_Written task_
Write out each record again exactly as it stands.
____
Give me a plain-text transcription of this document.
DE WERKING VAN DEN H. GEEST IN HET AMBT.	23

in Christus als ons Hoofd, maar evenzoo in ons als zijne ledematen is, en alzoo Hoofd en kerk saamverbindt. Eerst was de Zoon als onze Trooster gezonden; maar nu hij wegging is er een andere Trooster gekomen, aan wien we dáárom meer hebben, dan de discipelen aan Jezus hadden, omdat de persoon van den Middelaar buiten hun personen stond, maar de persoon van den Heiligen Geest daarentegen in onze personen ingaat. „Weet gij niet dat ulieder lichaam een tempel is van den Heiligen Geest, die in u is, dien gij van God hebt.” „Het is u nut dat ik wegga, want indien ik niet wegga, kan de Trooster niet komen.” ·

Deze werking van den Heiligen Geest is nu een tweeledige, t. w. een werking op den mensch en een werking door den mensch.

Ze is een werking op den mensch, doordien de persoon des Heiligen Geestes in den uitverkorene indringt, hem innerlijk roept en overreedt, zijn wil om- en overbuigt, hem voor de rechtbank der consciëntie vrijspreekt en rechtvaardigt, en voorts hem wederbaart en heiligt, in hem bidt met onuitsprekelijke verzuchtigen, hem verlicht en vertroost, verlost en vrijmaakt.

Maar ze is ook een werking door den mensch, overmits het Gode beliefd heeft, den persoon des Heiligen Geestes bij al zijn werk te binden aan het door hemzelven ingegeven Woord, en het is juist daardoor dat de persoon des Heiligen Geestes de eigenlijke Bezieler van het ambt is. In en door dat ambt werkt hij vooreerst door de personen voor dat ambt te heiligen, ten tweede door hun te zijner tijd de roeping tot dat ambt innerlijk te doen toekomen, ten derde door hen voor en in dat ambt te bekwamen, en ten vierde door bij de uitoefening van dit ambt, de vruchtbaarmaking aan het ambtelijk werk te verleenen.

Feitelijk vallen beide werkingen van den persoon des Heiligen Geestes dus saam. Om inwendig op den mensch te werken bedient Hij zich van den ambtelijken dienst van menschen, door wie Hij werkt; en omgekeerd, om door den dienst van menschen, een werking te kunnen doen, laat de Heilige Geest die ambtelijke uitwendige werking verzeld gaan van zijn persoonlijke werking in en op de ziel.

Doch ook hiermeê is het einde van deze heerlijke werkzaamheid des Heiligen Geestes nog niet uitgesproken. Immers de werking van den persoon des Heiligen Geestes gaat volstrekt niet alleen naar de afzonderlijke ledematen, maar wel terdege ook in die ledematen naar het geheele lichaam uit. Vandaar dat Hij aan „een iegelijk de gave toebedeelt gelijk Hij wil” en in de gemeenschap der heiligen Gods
____
_Finished answer_
Give me a plain-text transcription of this document.
DE WERKING VAN DEN H. GEEST IN HET AMBT.	23

in Christus als ons Hoofd, maar evenzoo in ons als zijne ledematen is, en alzoo Hoofd en kerk saamverbindt. Eerst was de Zoon als onze Trooster gezonden; maar nu hij wegging is er een andere Trooster gekomen, aan wien we dáárom meer hebben, dan de discipelen aan Jezus hadden, omdat de persoon van den Middelaar buiten hun personen stond, maar de persoon van den Heiligen Geest daarentegen in onze personen ingaat. „Weet gij niet dat ulieder lichaam een tempel is van den Heiligen Geest, die in u is, dien gij van God hebt.” „Het is u nut dat ik wegga, want indien ik niet wegga, kan de Trooster niet komen.” ·

Deze werking van den Heiligen Geest is nu een tweeledige, t. w. een werking op den mensch en een werking door den mensch.

Ze is een werking op den mensch, doordien de persoon des Heiligen Geestes in den uitverkorene indringt, hem innerlijk roept en overreedt, zijn wil om- en overbuigt, hem voor de rechtbank der consciëntie vrijspreekt en rechtvaardigt, en voorts hem wederbaart en heiligt, in hem bidt met onuitsprekelijke verzuchtigen, hem verlicht en vertroost, verlost en vrijmaakt.

Maar ze is ook een werking door den mensch, overmits het Gode beliefd heeft, den persoon des Heiligen Geestes bij al zijn werk te binden aan het door hemzelven ingegeven Woord, en het is juist daardoor dat de persoon des Heiligen Geestes de eigenlijke Bezieler van het ambt is. In en door dat ambt werkt hij vooreerst door de personen voor dat ambt te heiligen, ten tweede door hun te zijner tijd de roeping tot dat ambt innerlijk te doen toekomen, ten derde door hen voor en in dat ambt te bekwamen, en ten vierde door bij de uitoefening van dit ambt, de vruchtbaarmaking aan het ambtelijk werk te verleenen.

Feitelijk vallen beide werkingen van den persoon des Heiligen Geestes dus saam. Om inwendig op den mensch te werken bedient Hij zich van den ambtelijken dienst van menschen, door wie Hij werkt; en omgekeerd, om door den dienst van menschen, een werking te kunnen doen, laat de Heilige Geest die ambtelijke uitwendige werking verzeld gaan van zijn persoonlijke werking in en op de ziel.

Doch ook hiermeê is het einde van deze heerlijke werkzaamheid des Heiligen Geestes nog niet uitgesproken. Immers de werking van den persoon des Heiligen Geestes gaat volstrekt niet alleen naar de afzonderlijke ledematen, maar wel terdege ook in die ledematen naar het geheele lichaam uit. Vandaar dat Hij aan „een iegelijk de gave toebedeelt gelijk Hij wil” en in de gemeenschap der heiligen Gods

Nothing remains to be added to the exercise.